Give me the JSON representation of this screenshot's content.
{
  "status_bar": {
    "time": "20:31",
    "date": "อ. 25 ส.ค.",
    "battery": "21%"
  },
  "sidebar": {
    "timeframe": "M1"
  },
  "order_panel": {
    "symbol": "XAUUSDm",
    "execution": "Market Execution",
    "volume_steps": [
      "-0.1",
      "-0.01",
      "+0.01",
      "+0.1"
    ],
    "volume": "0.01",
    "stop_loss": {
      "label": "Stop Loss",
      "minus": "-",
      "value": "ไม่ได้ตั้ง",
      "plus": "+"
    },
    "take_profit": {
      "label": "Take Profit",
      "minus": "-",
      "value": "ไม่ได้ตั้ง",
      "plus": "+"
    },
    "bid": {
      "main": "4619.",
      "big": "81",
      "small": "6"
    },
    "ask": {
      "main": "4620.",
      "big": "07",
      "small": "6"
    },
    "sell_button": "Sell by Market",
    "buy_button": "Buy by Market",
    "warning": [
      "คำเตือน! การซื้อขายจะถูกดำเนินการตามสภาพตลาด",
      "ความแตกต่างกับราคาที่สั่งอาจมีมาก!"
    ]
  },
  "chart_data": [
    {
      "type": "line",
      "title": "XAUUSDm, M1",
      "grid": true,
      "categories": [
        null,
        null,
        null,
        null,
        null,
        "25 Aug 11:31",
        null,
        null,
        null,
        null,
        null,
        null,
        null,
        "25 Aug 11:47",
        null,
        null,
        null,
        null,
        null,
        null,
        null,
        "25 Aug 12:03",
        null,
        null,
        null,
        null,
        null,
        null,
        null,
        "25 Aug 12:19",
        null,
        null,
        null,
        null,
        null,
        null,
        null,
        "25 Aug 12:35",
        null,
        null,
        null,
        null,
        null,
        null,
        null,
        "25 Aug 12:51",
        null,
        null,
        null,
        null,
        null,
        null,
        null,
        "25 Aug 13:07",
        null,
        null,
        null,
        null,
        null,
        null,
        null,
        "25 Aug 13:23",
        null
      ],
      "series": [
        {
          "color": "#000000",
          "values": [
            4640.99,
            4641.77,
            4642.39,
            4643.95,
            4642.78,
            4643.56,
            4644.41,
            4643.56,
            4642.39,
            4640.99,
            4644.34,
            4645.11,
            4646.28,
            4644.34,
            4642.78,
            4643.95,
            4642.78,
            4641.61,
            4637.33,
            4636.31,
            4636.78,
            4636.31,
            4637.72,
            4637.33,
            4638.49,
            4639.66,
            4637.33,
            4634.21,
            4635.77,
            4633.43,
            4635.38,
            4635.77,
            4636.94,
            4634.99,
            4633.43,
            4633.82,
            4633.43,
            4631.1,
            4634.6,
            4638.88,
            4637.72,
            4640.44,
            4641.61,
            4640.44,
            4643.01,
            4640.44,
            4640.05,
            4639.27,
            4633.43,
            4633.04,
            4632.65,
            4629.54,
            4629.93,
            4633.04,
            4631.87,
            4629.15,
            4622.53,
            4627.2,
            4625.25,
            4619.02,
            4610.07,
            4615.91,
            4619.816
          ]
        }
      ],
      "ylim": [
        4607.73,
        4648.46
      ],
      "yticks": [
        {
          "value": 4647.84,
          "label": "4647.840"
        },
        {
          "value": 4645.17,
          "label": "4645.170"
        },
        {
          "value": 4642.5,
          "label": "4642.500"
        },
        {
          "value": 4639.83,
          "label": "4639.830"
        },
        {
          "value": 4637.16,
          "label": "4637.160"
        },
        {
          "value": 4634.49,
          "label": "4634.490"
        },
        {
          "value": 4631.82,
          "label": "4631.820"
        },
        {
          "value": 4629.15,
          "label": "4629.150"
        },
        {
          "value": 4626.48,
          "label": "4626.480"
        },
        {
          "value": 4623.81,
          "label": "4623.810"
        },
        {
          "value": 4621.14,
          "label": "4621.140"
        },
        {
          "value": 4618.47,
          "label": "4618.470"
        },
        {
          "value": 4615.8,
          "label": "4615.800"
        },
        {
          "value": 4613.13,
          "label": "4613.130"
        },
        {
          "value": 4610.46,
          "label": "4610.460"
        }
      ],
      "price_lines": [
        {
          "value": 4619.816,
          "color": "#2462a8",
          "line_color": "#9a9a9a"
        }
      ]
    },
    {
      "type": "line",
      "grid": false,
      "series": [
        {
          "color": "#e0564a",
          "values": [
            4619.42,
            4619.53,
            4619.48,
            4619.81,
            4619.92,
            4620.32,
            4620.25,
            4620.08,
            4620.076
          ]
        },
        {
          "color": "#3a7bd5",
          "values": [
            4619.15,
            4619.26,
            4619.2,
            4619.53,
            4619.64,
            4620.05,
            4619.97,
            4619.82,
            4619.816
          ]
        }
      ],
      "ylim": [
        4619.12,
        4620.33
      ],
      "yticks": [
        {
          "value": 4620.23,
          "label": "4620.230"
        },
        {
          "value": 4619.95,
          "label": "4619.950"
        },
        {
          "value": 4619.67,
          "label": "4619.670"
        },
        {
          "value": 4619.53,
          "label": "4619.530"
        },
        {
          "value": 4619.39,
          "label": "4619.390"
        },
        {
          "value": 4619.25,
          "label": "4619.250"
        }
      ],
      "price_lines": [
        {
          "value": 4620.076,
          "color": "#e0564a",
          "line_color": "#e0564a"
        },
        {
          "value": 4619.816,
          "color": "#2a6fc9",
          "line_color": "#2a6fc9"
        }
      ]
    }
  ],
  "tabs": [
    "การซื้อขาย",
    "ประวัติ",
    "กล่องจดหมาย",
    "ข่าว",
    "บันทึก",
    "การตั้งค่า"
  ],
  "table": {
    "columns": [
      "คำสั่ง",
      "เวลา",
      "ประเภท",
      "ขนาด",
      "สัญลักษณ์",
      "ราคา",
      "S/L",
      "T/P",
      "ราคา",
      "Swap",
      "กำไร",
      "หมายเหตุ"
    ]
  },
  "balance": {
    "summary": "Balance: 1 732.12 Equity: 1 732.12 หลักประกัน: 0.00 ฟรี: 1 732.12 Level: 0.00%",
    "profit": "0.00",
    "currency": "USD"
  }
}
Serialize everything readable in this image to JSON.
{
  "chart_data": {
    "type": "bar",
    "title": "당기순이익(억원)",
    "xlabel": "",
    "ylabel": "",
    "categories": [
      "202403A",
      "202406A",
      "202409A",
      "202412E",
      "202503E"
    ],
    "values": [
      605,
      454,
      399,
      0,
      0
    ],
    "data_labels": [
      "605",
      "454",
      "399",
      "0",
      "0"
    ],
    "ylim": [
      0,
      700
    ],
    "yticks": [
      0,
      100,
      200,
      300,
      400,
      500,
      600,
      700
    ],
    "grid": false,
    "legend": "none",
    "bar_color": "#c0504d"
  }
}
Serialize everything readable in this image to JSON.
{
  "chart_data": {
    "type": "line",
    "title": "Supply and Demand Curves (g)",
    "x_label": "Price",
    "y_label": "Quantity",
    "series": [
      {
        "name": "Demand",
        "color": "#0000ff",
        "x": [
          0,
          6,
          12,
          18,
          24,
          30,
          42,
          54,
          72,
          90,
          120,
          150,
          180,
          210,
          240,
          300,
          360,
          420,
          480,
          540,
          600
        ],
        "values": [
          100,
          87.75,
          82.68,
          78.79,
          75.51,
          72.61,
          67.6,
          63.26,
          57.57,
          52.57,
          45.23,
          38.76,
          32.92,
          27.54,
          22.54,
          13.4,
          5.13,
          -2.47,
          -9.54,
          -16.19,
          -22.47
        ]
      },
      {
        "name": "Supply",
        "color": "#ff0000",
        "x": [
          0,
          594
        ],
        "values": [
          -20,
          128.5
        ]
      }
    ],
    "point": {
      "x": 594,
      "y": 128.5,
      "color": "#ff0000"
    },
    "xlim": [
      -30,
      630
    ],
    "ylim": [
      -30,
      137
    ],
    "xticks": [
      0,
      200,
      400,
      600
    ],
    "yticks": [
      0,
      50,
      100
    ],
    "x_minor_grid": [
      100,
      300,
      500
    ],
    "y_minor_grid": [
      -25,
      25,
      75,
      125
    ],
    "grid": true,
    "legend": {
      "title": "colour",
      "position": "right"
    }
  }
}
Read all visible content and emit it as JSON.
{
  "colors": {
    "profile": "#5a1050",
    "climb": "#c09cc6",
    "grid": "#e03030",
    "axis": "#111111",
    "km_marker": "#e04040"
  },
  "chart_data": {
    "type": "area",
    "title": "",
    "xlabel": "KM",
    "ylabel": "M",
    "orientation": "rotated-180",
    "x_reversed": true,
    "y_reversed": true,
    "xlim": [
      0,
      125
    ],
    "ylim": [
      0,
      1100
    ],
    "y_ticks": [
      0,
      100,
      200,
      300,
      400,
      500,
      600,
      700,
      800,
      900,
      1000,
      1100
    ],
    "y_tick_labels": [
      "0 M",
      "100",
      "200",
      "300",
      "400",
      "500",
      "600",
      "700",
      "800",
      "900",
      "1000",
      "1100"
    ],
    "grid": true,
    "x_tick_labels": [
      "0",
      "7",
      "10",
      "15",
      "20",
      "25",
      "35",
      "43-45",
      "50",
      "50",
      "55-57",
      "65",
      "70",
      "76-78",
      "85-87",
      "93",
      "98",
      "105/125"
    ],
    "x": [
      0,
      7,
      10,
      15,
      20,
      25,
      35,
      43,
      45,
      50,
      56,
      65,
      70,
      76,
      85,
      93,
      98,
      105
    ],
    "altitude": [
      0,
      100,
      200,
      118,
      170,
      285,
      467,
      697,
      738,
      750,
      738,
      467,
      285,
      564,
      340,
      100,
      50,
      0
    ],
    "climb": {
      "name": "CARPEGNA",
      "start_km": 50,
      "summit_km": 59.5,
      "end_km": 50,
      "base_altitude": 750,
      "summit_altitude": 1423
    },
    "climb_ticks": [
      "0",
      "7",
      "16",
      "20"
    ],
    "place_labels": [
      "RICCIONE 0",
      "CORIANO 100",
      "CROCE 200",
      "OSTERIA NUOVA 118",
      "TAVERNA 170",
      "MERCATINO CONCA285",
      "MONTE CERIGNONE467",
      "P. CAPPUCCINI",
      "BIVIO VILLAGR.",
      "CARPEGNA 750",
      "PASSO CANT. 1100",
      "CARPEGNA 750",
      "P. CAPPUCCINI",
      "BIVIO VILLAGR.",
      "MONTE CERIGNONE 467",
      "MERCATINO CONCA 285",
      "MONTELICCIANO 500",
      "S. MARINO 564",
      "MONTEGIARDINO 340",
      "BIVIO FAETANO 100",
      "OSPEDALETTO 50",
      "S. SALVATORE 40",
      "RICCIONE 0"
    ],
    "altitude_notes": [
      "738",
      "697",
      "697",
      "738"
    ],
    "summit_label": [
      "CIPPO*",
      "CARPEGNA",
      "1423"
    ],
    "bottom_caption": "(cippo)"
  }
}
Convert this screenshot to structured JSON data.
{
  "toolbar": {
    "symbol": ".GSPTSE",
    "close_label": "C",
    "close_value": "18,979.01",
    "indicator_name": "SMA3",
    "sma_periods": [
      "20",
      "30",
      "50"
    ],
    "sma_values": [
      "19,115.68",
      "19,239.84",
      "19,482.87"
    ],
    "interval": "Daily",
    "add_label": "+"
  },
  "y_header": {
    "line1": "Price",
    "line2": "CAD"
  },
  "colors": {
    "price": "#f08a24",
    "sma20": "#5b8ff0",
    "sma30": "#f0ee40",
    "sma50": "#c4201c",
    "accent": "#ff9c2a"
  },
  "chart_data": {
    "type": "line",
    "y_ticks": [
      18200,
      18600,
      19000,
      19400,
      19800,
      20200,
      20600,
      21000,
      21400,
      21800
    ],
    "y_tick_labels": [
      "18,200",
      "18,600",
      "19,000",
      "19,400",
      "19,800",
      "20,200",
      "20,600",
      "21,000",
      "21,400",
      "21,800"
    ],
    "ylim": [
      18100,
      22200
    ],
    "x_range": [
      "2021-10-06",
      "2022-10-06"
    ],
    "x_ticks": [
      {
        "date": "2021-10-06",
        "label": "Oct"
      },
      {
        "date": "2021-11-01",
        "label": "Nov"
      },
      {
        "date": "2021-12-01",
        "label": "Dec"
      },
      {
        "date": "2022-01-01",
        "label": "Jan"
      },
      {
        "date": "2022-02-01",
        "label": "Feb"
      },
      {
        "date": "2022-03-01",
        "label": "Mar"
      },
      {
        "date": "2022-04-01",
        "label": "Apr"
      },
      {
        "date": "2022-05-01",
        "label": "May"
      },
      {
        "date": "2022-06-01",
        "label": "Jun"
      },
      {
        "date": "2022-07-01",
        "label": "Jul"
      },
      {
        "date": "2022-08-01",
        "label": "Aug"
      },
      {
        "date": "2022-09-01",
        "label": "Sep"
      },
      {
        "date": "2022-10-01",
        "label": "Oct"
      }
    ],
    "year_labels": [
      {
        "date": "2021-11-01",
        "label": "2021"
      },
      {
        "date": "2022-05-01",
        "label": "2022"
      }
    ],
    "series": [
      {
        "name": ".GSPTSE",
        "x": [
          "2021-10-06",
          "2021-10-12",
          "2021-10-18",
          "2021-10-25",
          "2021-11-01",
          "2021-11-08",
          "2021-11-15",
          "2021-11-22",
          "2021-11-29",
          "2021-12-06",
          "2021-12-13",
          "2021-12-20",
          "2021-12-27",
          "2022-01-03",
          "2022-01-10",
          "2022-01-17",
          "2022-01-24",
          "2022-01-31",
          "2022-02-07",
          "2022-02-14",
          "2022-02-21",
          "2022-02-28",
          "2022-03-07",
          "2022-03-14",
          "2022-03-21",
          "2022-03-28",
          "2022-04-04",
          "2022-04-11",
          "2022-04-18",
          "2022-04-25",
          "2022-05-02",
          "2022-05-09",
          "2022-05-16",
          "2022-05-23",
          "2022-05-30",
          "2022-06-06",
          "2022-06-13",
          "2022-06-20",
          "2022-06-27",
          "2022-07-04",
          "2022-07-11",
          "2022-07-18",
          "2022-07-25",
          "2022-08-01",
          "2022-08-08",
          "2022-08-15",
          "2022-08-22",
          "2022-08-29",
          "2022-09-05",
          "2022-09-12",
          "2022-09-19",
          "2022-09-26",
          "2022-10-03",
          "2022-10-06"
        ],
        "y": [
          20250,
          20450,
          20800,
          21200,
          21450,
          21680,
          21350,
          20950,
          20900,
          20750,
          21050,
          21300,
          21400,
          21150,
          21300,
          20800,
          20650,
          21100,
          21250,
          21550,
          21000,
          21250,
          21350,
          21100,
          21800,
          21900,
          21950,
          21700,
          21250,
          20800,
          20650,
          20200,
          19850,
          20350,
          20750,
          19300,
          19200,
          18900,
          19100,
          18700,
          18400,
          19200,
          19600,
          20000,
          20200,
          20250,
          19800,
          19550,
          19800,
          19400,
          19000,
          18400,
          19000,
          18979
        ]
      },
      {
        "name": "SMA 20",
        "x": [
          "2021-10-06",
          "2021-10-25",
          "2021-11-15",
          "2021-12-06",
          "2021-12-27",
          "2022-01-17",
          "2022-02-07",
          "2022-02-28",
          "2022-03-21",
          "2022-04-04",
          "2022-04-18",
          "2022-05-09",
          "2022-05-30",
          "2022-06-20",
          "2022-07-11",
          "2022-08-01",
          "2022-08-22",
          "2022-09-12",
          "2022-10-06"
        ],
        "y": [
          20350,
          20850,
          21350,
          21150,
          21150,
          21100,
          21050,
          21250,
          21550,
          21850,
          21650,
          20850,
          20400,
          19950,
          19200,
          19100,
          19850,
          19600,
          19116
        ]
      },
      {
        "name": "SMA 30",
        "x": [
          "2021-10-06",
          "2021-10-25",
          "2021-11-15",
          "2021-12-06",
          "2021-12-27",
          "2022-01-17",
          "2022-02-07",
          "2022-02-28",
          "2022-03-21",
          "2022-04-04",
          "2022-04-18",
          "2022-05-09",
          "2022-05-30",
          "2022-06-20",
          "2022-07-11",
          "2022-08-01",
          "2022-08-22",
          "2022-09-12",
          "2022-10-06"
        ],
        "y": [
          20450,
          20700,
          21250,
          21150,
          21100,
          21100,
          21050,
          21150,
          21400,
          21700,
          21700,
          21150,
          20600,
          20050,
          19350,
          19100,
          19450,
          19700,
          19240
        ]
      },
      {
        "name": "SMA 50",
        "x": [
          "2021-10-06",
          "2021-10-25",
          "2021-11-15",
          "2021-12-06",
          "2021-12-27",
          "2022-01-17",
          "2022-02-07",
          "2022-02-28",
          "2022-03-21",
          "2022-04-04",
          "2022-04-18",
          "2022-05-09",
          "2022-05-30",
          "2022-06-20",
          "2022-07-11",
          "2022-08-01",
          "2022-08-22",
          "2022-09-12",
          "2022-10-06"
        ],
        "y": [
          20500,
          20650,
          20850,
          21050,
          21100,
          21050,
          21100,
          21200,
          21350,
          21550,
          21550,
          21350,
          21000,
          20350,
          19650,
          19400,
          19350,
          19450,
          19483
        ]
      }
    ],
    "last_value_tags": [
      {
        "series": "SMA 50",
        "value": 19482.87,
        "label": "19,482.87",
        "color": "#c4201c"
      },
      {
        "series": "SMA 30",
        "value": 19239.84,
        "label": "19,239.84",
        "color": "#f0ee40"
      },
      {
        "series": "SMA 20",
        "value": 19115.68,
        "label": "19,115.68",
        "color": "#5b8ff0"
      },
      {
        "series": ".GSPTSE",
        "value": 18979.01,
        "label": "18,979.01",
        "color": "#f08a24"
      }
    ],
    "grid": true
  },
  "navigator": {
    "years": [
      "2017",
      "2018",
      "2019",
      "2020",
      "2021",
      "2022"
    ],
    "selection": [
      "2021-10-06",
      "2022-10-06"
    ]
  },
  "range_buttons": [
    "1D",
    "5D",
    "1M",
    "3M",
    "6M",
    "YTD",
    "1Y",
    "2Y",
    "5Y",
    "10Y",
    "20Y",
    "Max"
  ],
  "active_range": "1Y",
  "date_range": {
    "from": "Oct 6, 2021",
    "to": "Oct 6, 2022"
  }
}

= = = =

What the task asks. On how many lines does the word "MERCATINO" appear? Answer with only the number.

Result of this exercise. 2